_Work required:_ From the listing below, extract each entry exactly as written, minus the images.
══ Recorded data
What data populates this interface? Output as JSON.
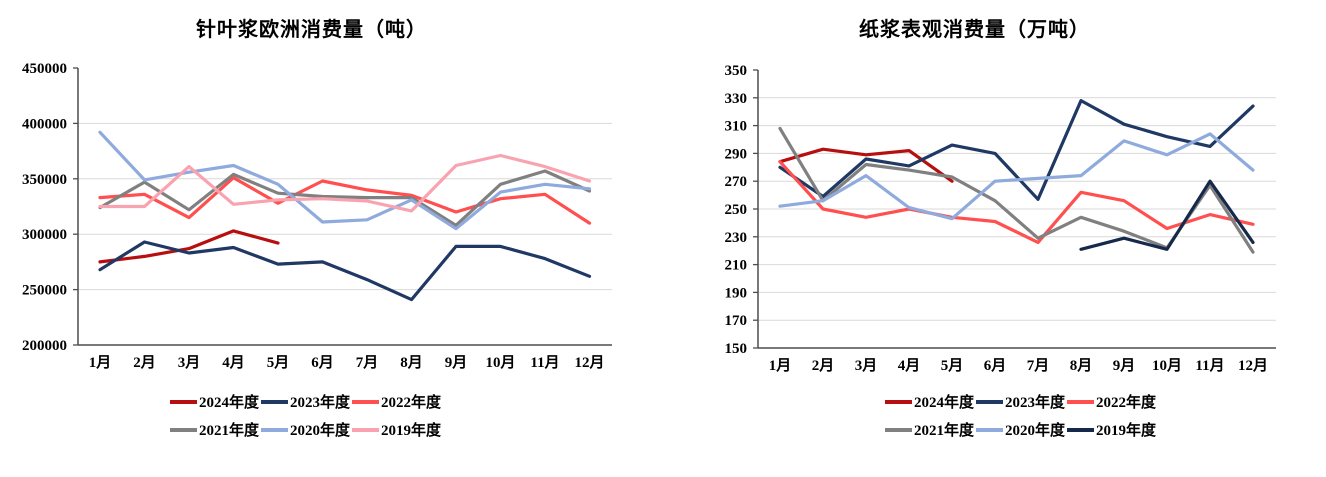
{
  "chart_data": [
    {
      "type": "line",
      "title": "针叶浆欧洲消费量（吨）",
      "x_labels": [
        "1月",
        "2月",
        "3月",
        "4月",
        "5月",
        "6月",
        "7月",
        "8月",
        "9月",
        "10月",
        "11月",
        "12月"
      ],
      "ylim": [
        200000,
        450000
      ],
      "yticks": [
        450000,
        400000,
        350000,
        300000,
        250000,
        200000
      ],
      "grid": "horizontal",
      "legend_position": "bottom",
      "colors": {
        "grid": "#D9D9D9",
        "axis": "#4D4D4D",
        "text": "#000000"
      },
      "series": [
        {
          "name": "2024年度",
          "color": "#B70F0F",
          "values": [
            275000,
            280000,
            287000,
            303000,
            292000
          ]
        },
        {
          "name": "2023年度",
          "color": "#1F3864",
          "values": [
            268000,
            293000,
            283000,
            288000,
            273000,
            275000,
            259000,
            241000,
            289000,
            289000,
            278000,
            262000
          ]
        },
        {
          "name": "2022年度",
          "color": "#FF4F4F",
          "values": [
            333000,
            336000,
            315000,
            351000,
            328000,
            348000,
            340000,
            335000,
            320000,
            332000,
            336000,
            310000
          ]
        },
        {
          "name": "2021年度",
          "color": "#808080",
          "values": [
            324000,
            347000,
            322000,
            354000,
            337000,
            334000,
            333000,
            333000,
            308000,
            345000,
            357000,
            339000
          ]
        },
        {
          "name": "2020年度",
          "color": "#8FAADC",
          "values": [
            392000,
            349000,
            356000,
            362000,
            345000,
            311000,
            313000,
            331000,
            305000,
            338000,
            345000,
            341000
          ]
        },
        {
          "name": "2019年度",
          "color": "#F9A3B0",
          "values": [
            325000,
            325000,
            361000,
            327000,
            331000,
            332000,
            330000,
            321000,
            362000,
            371000,
            361000,
            348000
          ]
        }
      ]
    },
    {
      "type": "line",
      "title": "纸浆表观消费量（万吨）",
      "x_labels": [
        "1月",
        "2月",
        "3月",
        "4月",
        "5月",
        "6月",
        "7月",
        "8月",
        "9月",
        "10月",
        "11月",
        "12月"
      ],
      "ylim": [
        150,
        350
      ],
      "yticks": [
        350,
        330,
        310,
        290,
        270,
        250,
        230,
        210,
        190,
        170,
        150
      ],
      "grid": "horizontal",
      "legend_position": "bottom",
      "colors": {
        "grid": "#D9D9D9",
        "axis": "#4D4D4D",
        "text": "#000000"
      },
      "series": [
        {
          "name": "2024年度",
          "color": "#B70F0F",
          "values": [
            284,
            293,
            289,
            292,
            270
          ]
        },
        {
          "name": "2023年度",
          "color": "#1F3864",
          "values": [
            280,
            259,
            286,
            281,
            296,
            290,
            257,
            328,
            311,
            302,
            295,
            324
          ]
        },
        {
          "name": "2022年度",
          "color": "#FF4F4F",
          "values": [
            284,
            250,
            244,
            250,
            244,
            241,
            226,
            262,
            256,
            236,
            246,
            239
          ]
        },
        {
          "name": "2021年度",
          "color": "#808080",
          "values": [
            308,
            256,
            282,
            278,
            273,
            256,
            229,
            244,
            234,
            222,
            267,
            219
          ]
        },
        {
          "name": "2020年度",
          "color": "#8FAADC",
          "values": [
            252,
            256,
            274,
            251,
            243,
            270,
            272,
            274,
            299,
            289,
            304,
            278
          ]
        },
        {
          "name": "2019年度",
          "color": "#17294B",
          "values": [
            null,
            null,
            null,
            null,
            null,
            null,
            null,
            221,
            229,
            221,
            270,
            226
          ]
        }
      ]
    }
  ]
}
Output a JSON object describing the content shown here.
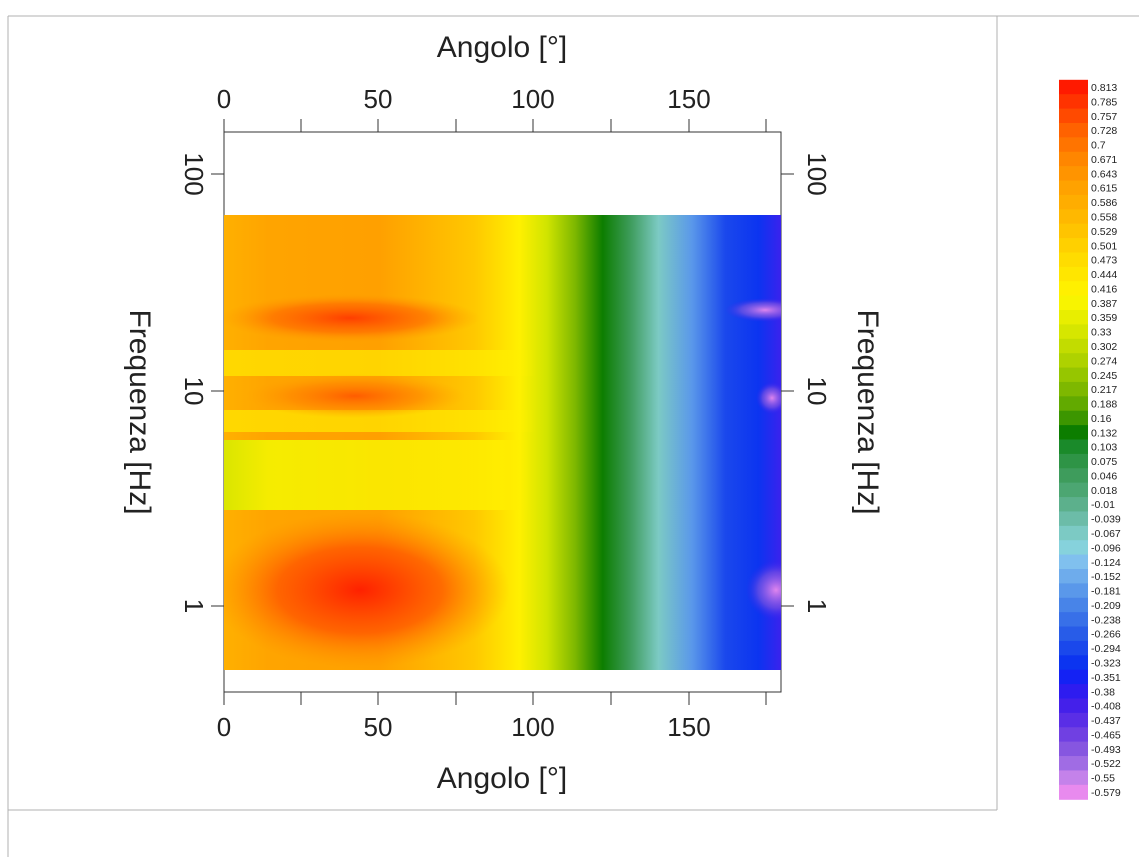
{
  "chart_data": {
    "type": "heatmap",
    "x_top_label": "Angolo [°]",
    "x_bottom_label": "Angolo [°]",
    "y_left_label": "Frequenza [Hz]",
    "y_right_label": "Frequenza [Hz]",
    "x_ticks": [
      "0",
      "50",
      "100",
      "150"
    ],
    "y_ticks": [
      "1",
      "10",
      "100"
    ],
    "xlim": [
      0,
      180
    ],
    "ylim": [
      0.3,
      150
    ],
    "y_scale": "log",
    "data_x_range": [
      0,
      180
    ],
    "data_y_range": [
      0.5,
      50
    ],
    "colorbar": {
      "labels": [
        "0.813",
        "0.785",
        "0.757",
        "0.728",
        "0.7",
        "0.671",
        "0.643",
        "0.615",
        "0.586",
        "0.558",
        "0.529",
        "0.501",
        "0.473",
        "0.444",
        "0.416",
        "0.387",
        "0.359",
        "0.33",
        "0.302",
        "0.274",
        "0.245",
        "0.217",
        "0.188",
        "0.16",
        "0.132",
        "0.103",
        "0.075",
        "0.046",
        "0.018",
        "-0.01",
        "-0.039",
        "-0.067",
        "-0.096",
        "-0.124",
        "-0.152",
        "-0.181",
        "-0.209",
        "-0.238",
        "-0.266",
        "-0.294",
        "-0.323",
        "-0.351",
        "-0.38",
        "-0.408",
        "-0.437",
        "-0.465",
        "-0.493",
        "-0.522",
        "-0.55",
        "-0.579"
      ],
      "colors": [
        "#ff1a00",
        "#ff3300",
        "#ff4a00",
        "#ff6200",
        "#ff7400",
        "#ff8600",
        "#ff9400",
        "#ffa200",
        "#ffad00",
        "#ffb800",
        "#ffc400",
        "#ffd000",
        "#ffdc00",
        "#ffe600",
        "#fff000",
        "#f8f400",
        "#e8ee00",
        "#d6e600",
        "#c2dc00",
        "#aed200",
        "#96c600",
        "#7eb800",
        "#62aa00",
        "#3c9600",
        "#0c7d00",
        "#1a8a2a",
        "#2e9446",
        "#3e9c5c",
        "#4ca672",
        "#5cb08c",
        "#6cbca8",
        "#7ccac4",
        "#86d2dc",
        "#80c0ee",
        "#6eacec",
        "#5a98ea",
        "#4884e8",
        "#3870e8",
        "#285ce8",
        "#1a48ec",
        "#0c34f0",
        "#1422f4",
        "#2e1cf0",
        "#4420ea",
        "#5a2ee6",
        "#7040e2",
        "#8656e0",
        "#a06ce4",
        "#c482ea",
        "#e88aee"
      ]
    },
    "grid": false,
    "legend": "right"
  }
}
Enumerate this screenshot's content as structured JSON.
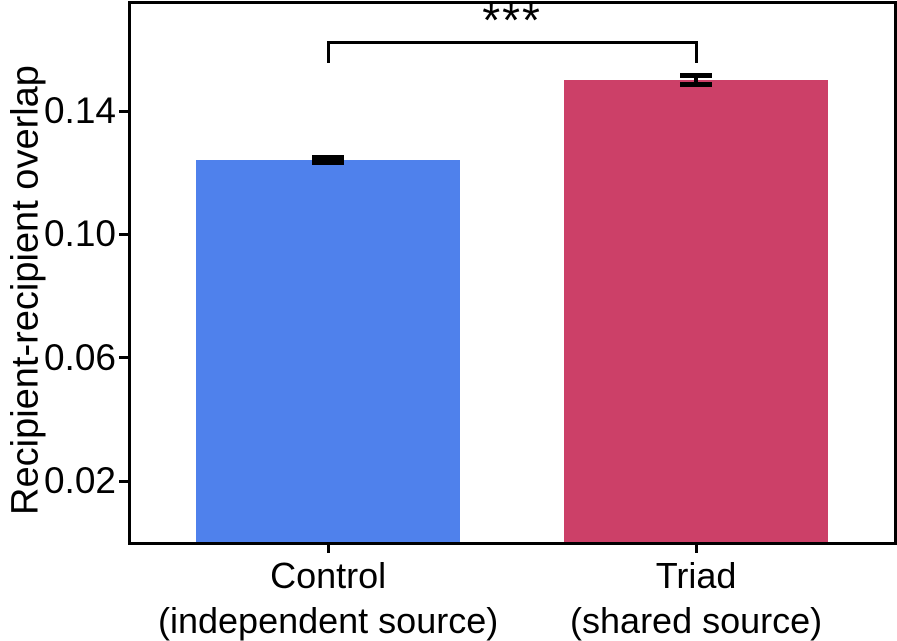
{
  "chart_data": {
    "type": "bar",
    "title": "",
    "xlabel": "",
    "ylabel": "Recipient-recipient overlap",
    "categories": [
      {
        "name": "Control",
        "sublabel": "(independent source)"
      },
      {
        "name": "Triad",
        "sublabel": "(shared source)"
      }
    ],
    "values": [
      0.124,
      0.15
    ],
    "errors": [
      0.0008,
      0.0015
    ],
    "bar_colors": [
      "#4f81ec",
      "#cc4068"
    ],
    "ylim": [
      0,
      0.175
    ],
    "yticks": [
      0.02,
      0.06,
      0.1,
      0.14
    ],
    "ytick_labels": [
      "0.02",
      "0.06",
      "0.10",
      "0.14"
    ],
    "grid": false,
    "legend": null,
    "significance": {
      "label": "***",
      "between": [
        "Control",
        "Triad"
      ]
    },
    "axis_color": "#000000",
    "text_color": "#000000",
    "background_color": "#ffffff"
  }
}
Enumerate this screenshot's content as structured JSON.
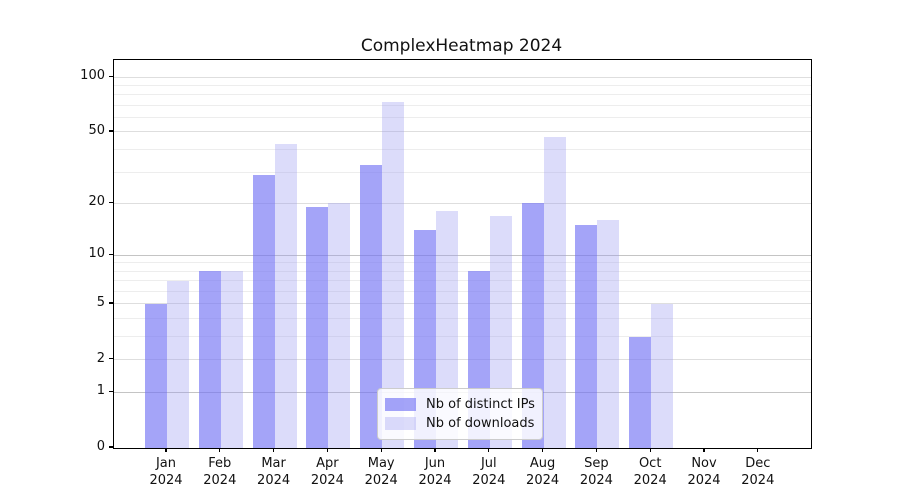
════
_Correct response:_
What data populates this interface? Output as JSON.
{
  "chart_data": [
    {
      "type": "line",
      "title": "针叶浆欧洲消费量（吨）",
      "x_labels": [
        "1月",
        "2月",
        "3月",
        "4月",
        "5月",
        "6月",
        "7月",
        "8月",
        "9月",
        "10月",
        "11月",
        "12月"
      ],
      "ylim": [
        200000,
        450000
      ],
      "yticks": [
        450000,
        400000,
        350000,
        300000,
        250000,
        200000
      ],
      "grid": "horizontal",
      "legend_position": "bottom",
      "colors": {
        "grid": "#D9D9D9",
        "axis": "#4D4D4D",
        "text": "#000000"
      },
      "series": [
        {
          "name": "2024年度",
          "color": "#B70F0F",
          "values": [
            275000,
            280000,
            287000,
            303000,
            292000
          ]
        },
        {
          "name": "2023年度",
          "color": "#1F3864",
          "values": [
            268000,
            293000,
            283000,
            288000,
            273000,
            275000,
            259000,
            241000,
            289000,
            289000,
            278000,
            262000
          ]
        },
        {
          "name": "2022年度",
          "color": "#FF4F4F",
          "values": [
            333000,
            336000,
            315000,
            351000,
            328000,
            348000,
            340000,
            335000,
            320000,
            332000,
            336000,
            310000
          ]
        },
        {
          "name": "2021年度",
          "color": "#808080",
          "values": [
            324000,
            347000,
            322000,
            354000,
            337000,
            334000,
            333000,
            333000,
            308000,
            345000,
            357000,
            339000
          ]
        },
        {
          "name": "2020年度",
          "color": "#8FAADC",
          "values": [
            392000,
            349000,
            356000,
            362000,
            345000,
            311000,
            313000,
            331000,
            305000,
            338000,
            345000,
            341000
          ]
        },
        {
          "name": "2019年度",
          "color": "#F9A3B0",
          "values": [
            325000,
            325000,
            361000,
            327000,
            331000,
            332000,
            330000,
            321000,
            362000,
            371000,
            361000,
            348000
          ]
        }
      ]
    },
    {
      "type": "line",
      "title": "纸浆表观消费量（万吨）",
      "x_labels": [
        "1月",
        "2月",
        "3月",
        "4月",
        "5月",
        "6月",
        "7月",
        "8月",
        "9月",
        "10月",
        "11月",
        "12月"
      ],
      "ylim": [
        150,
        350
      ],
      "yticks": [
        350,
        330,
        310,
        290,
        270,
        250,
        230,
        210,
        190,
        170,
        150
      ],
      "grid": "horizontal",
      "legend_position": "bottom",
      "colors": {
        "grid": "#D9D9D9",
        "axis": "#4D4D4D",
        "text": "#000000"
      },
      "series": [
        {
          "name": "2024年度",
          "color": "#B70F0F",
          "values": [
            284,
            293,
            289,
            292,
            270
          ]
        },
        {
          "name": "2023年度",
          "color": "#1F3864",
          "values": [
            280,
            259,
            286,
            281,
            296,
            290,
            257,
            328,
            311,
            302,
            295,
            324
          ]
        },
        {
          "name": "2022年度",
          "color": "#FF4F4F",
          "values": [
            284,
            250,
            244,
            250,
            244,
            241,
            226,
            262,
            256,
            236,
            246,
            239
          ]
        },
        {
          "name": "2021年度",
          "color": "#808080",
          "values": [
            308,
            256,
            282,
            278,
            273,
            256,
            229,
            244,
            234,
            222,
            267,
            219
          ]
        },
        {
          "name": "2020年度",
          "color": "#8FAADC",
          "values": [
            252,
            256,
            274,
            251,
            243,
            270,
            272,
            274,
            299,
            289,
            304,
            278
          ]
        },
        {
          "name": "2019年度",
          "color": "#17294B",
          "values": [
            null,
            null,
            null,
            null,
            null,
            null,
            null,
            221,
            229,
            221,
            270,
            226
          ]
        }
      ]
    }
  ]
}
Output a JSON object describing the content shown here.
{
  "chart_data": {
    "type": "heatmap",
    "x_top_label": "Angolo [°]",
    "x_bottom_label": "Angolo [°]",
    "y_left_label": "Frequenza [Hz]",
    "y_right_label": "Frequenza [Hz]",
    "x_ticks": [
      "0",
      "50",
      "100",
      "150"
    ],
    "y_ticks": [
      "1",
      "10",
      "100"
    ],
    "xlim": [
      0,
      180
    ],
    "ylim": [
      0.3,
      150
    ],
    "y_scale": "log",
    "data_x_range": [
      0,
      180
    ],
    "data_y_range": [
      0.5,
      50
    ],
    "colorbar": {
      "labels": [
        "0.813",
        "0.785",
        "0.757",
        "0.728",
        "0.7",
        "0.671",
        "0.643",
        "0.615",
        "0.586",
        "0.558",
        "0.529",
        "0.501",
        "0.473",
        "0.444",
        "0.416",
        "0.387",
        "0.359",
        "0.33",
        "0.302",
        "0.274",
        "0.245",
        "0.217",
        "0.188",
        "0.16",
        "0.132",
        "0.103",
        "0.075",
        "0.046",
        "0.018",
        "-0.01",
        "-0.039",
        "-0.067",
        "-0.096",
        "-0.124",
        "-0.152",
        "-0.181",
        "-0.209",
        "-0.238",
        "-0.266",
        "-0.294",
        "-0.323",
        "-0.351",
        "-0.38",
        "-0.408",
        "-0.437",
        "-0.465",
        "-0.493",
        "-0.522",
        "-0.55",
        "-0.579"
      ],
      "colors": [
        "#ff1a00",
        "#ff3300",
        "#ff4a00",
        "#ff6200",
        "#ff7400",
        "#ff8600",
        "#ff9400",
        "#ffa200",
        "#ffad00",
        "#ffb800",
        "#ffc400",
        "#ffd000",
        "#ffdc00",
        "#ffe600",
        "#fff000",
        "#f8f400",
        "#e8ee00",
        "#d6e600",
        "#c2dc00",
        "#aed200",
        "#96c600",
        "#7eb800",
        "#62aa00",
        "#3c9600",
        "#0c7d00",
        "#1a8a2a",
        "#2e9446",
        "#3e9c5c",
        "#4ca672",
        "#5cb08c",
        "#6cbca8",
        "#7ccac4",
        "#86d2dc",
        "#80c0ee",
        "#6eacec",
        "#5a98ea",
        "#4884e8",
        "#3870e8",
        "#285ce8",
        "#1a48ec",
        "#0c34f0",
        "#1422f4",
        "#2e1cf0",
        "#4420ea",
        "#5a2ee6",
        "#7040e2",
        "#8656e0",
        "#a06ce4",
        "#c482ea",
        "#e88aee"
      ]
    },
    "grid": false,
    "legend": "right"
  }
}
Enumerate this screenshot's content as structured JSON.
{
  "chart_data": {
    "type": "bar",
    "title": "",
    "xlabel": "",
    "ylabel": "Recipient-recipient overlap",
    "categories": [
      {
        "name": "Control",
        "sublabel": "(independent source)"
      },
      {
        "name": "Triad",
        "sublabel": "(shared source)"
      }
    ],
    "values": [
      0.124,
      0.15
    ],
    "errors": [
      0.0008,
      0.0015
    ],
    "bar_colors": [
      "#4f81ec",
      "#cc4068"
    ],
    "ylim": [
      0,
      0.175
    ],
    "yticks": [
      0.02,
      0.06,
      0.1,
      0.14
    ],
    "ytick_labels": [
      "0.02",
      "0.06",
      "0.10",
      "0.14"
    ],
    "grid": false,
    "legend": null,
    "significance": {
      "label": "***",
      "between": [
        "Control",
        "Triad"
      ]
    },
    "axis_color": "#000000",
    "text_color": "#000000",
    "background_color": "#ffffff"
  }
}
Enumerate this screenshot's content as structured JSON.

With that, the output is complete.